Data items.
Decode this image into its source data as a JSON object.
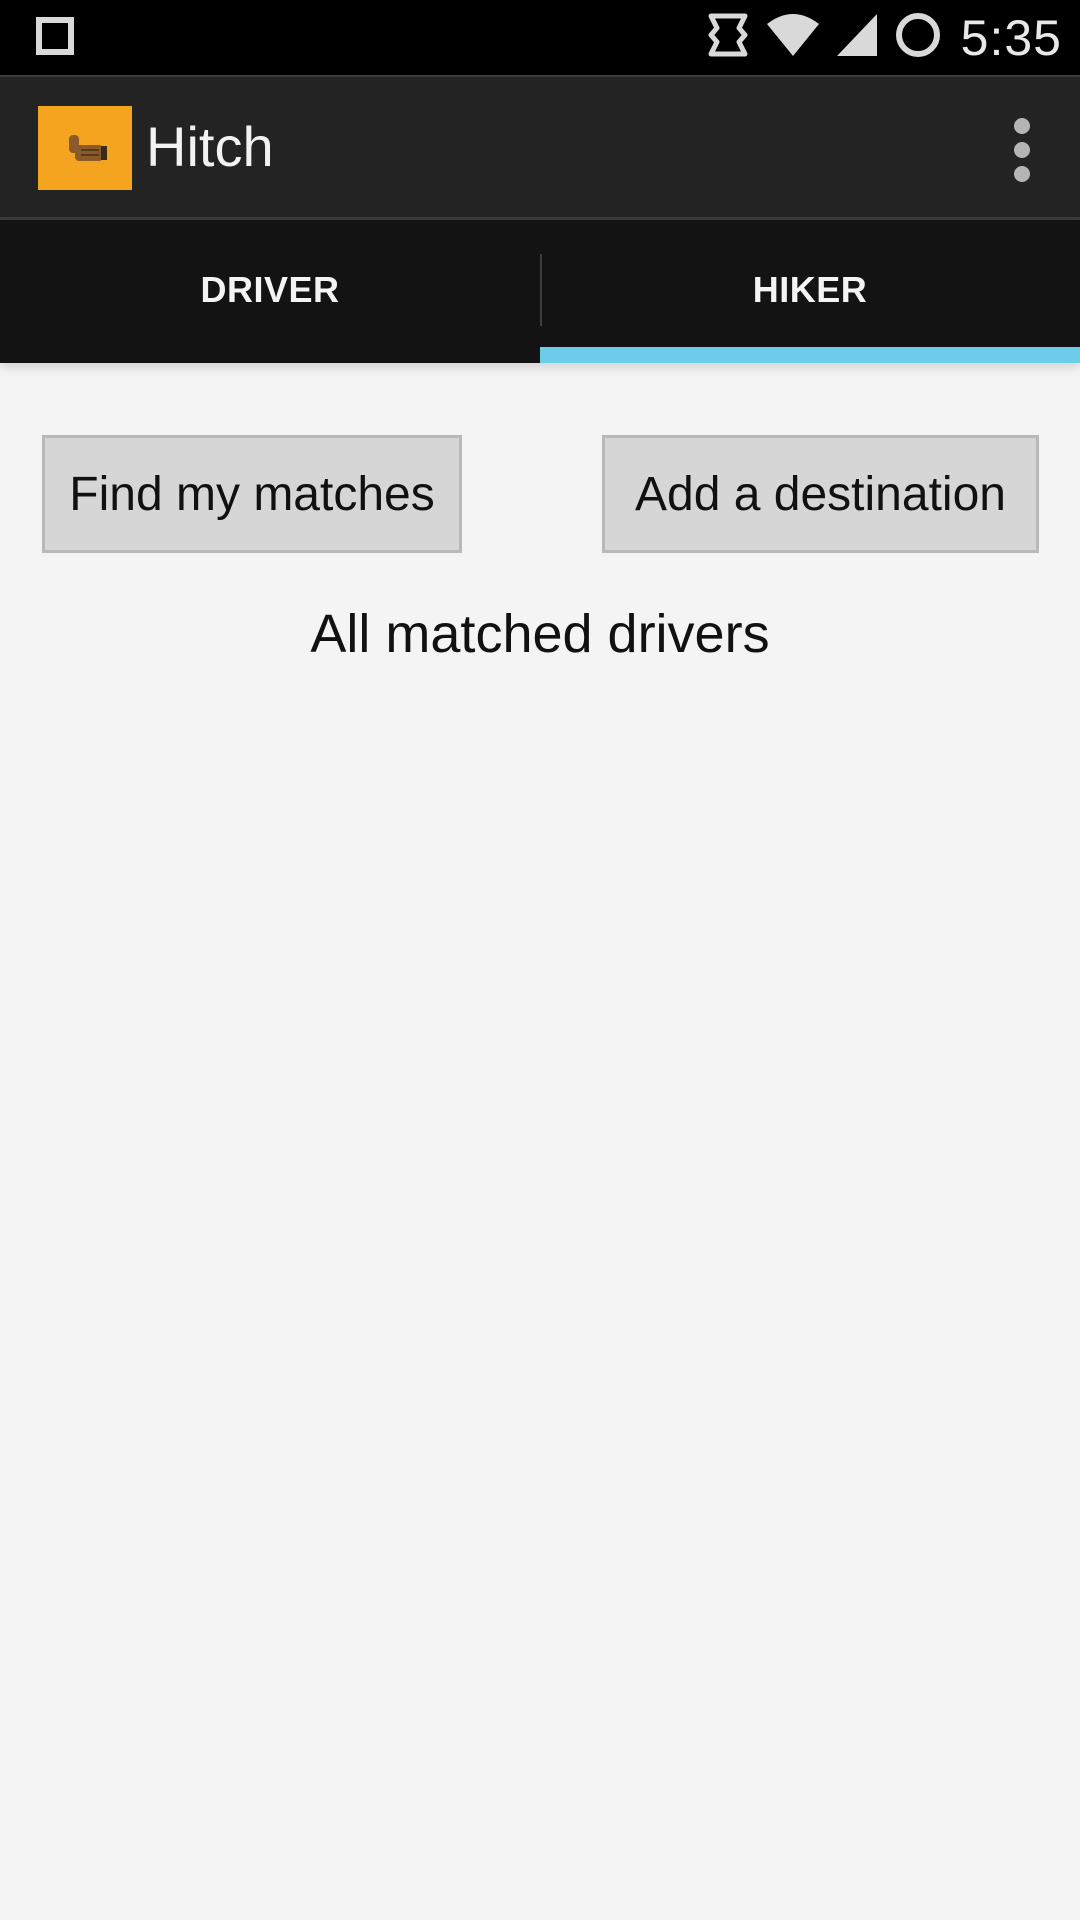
{
  "status_bar": {
    "time": "5:35",
    "icons": [
      "recent-apps-icon",
      "sync-icon",
      "wifi-icon",
      "signal-icon",
      "battery-ring-icon"
    ]
  },
  "app_bar": {
    "title": "Hitch",
    "icon": "thumbs-up-hitch-icon",
    "icon_background": "#f5a41f"
  },
  "tabs": [
    {
      "label": "DRIVER",
      "selected": false
    },
    {
      "label": "HIKER",
      "selected": true
    }
  ],
  "colors": {
    "tab_indicator": "#6dcde9",
    "tab_background": "#131313",
    "action_bar": "#232323",
    "content_background": "#f4f4f4",
    "button_background": "#d6d6d6"
  },
  "main": {
    "find_button_label": "Find my matches",
    "add_button_label": "Add a destination",
    "heading": "All matched drivers"
  }
}
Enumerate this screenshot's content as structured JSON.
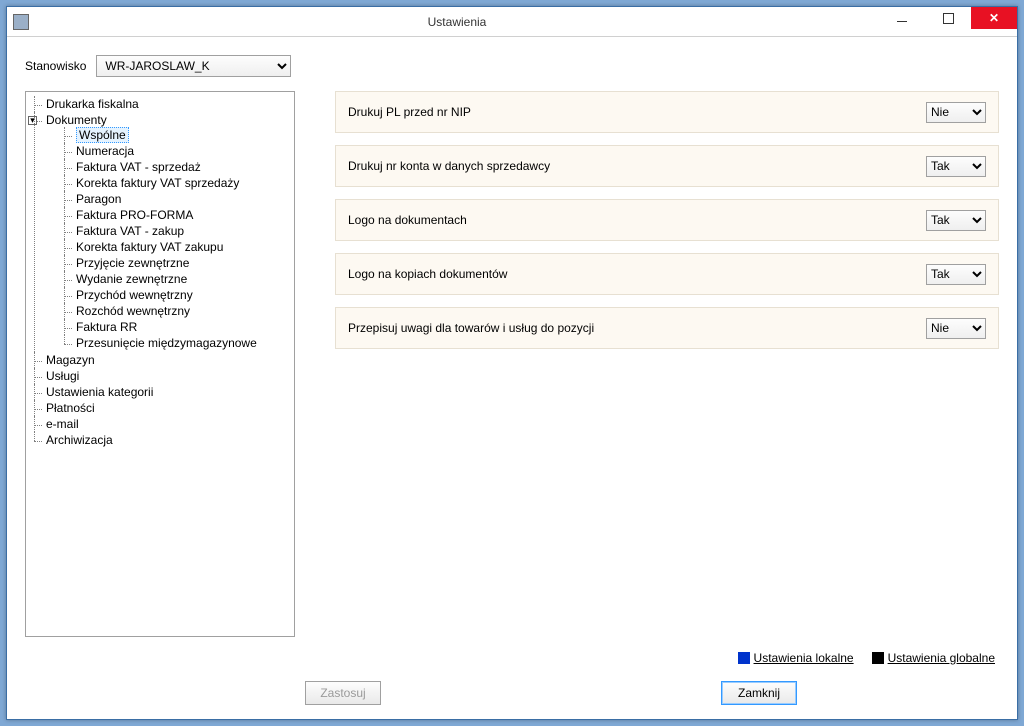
{
  "window": {
    "title": "Ustawienia"
  },
  "stanowisko": {
    "label": "Stanowisko",
    "value": "WR-JAROSLAW_K"
  },
  "tree": {
    "root": [
      {
        "label": "Drukarka fiskalna"
      },
      {
        "label": "Dokumenty",
        "expanded": true,
        "children": [
          {
            "label": "Wspólne",
            "selected": true
          },
          {
            "label": "Numeracja"
          },
          {
            "label": "Faktura VAT - sprzedaż"
          },
          {
            "label": "Korekta faktury VAT sprzedaży"
          },
          {
            "label": "Paragon"
          },
          {
            "label": "Faktura PRO-FORMA"
          },
          {
            "label": "Faktura VAT - zakup"
          },
          {
            "label": "Korekta faktury VAT zakupu"
          },
          {
            "label": "Przyjęcie zewnętrzne"
          },
          {
            "label": "Wydanie zewnętrzne"
          },
          {
            "label": "Przychód wewnętrzny"
          },
          {
            "label": "Rozchód wewnętrzny"
          },
          {
            "label": "Faktura RR"
          },
          {
            "label": "Przesunięcie międzymagazynowe"
          }
        ]
      },
      {
        "label": "Magazyn"
      },
      {
        "label": "Usługi"
      },
      {
        "label": "Ustawienia kategorii"
      },
      {
        "label": "Płatności"
      },
      {
        "label": "e-mail"
      },
      {
        "label": "Archiwizacja"
      }
    ]
  },
  "settings": [
    {
      "label": "Drukuj PL przed nr NIP",
      "value": "Nie"
    },
    {
      "label": "Drukuj nr konta w danych sprzedawcy",
      "value": "Tak"
    },
    {
      "label": "Logo na dokumentach",
      "value": "Tak"
    },
    {
      "label": "Logo na kopiach dokumentów",
      "value": "Tak"
    },
    {
      "label": "Przepisuj uwagi dla towarów i usług do pozycji",
      "value": "Nie"
    }
  ],
  "select_options": [
    "Tak",
    "Nie"
  ],
  "legend": {
    "local": "Ustawienia lokalne",
    "global": "Ustawienia globalne"
  },
  "buttons": {
    "apply": "Zastosuj",
    "close": "Zamknij"
  }
}
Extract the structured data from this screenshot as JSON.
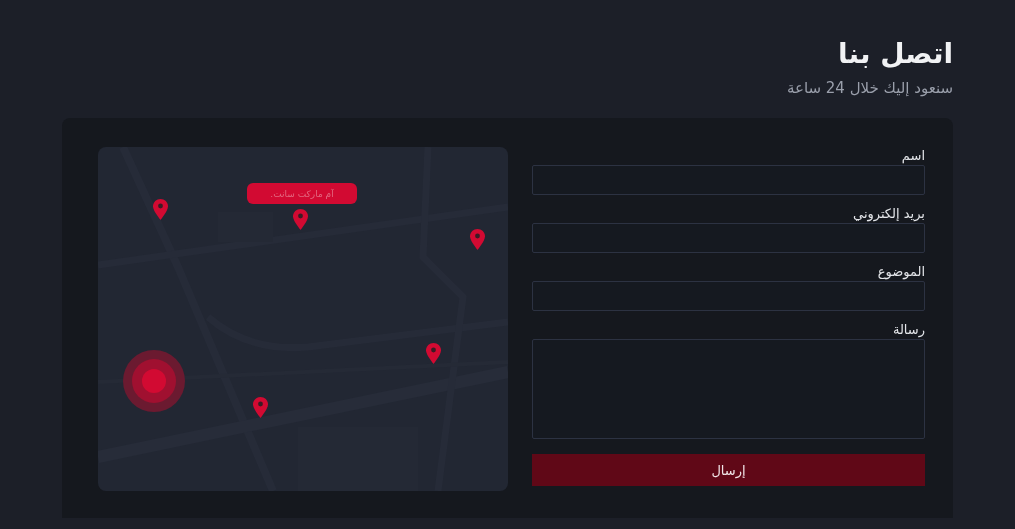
{
  "header": {
    "title": "اتصل بنا",
    "subtitle": "سنعود إليك خلال 24 ساعة"
  },
  "form": {
    "fields": [
      {
        "label": "اسم",
        "kind": "input"
      },
      {
        "label": "بريد إلكتروني",
        "kind": "input"
      },
      {
        "label": "الموضوع",
        "kind": "input"
      },
      {
        "label": "رسالة",
        "kind": "textarea"
      }
    ],
    "submit": "إرسال"
  },
  "map": {
    "kind": "picture",
    "badge": "آم ماركت سانت."
  }
}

TASK REQUIREMENTS.
Write down only the number of lines that contain the string "Korekta" in the listing.

RESPONSE TO THIS TASK.
2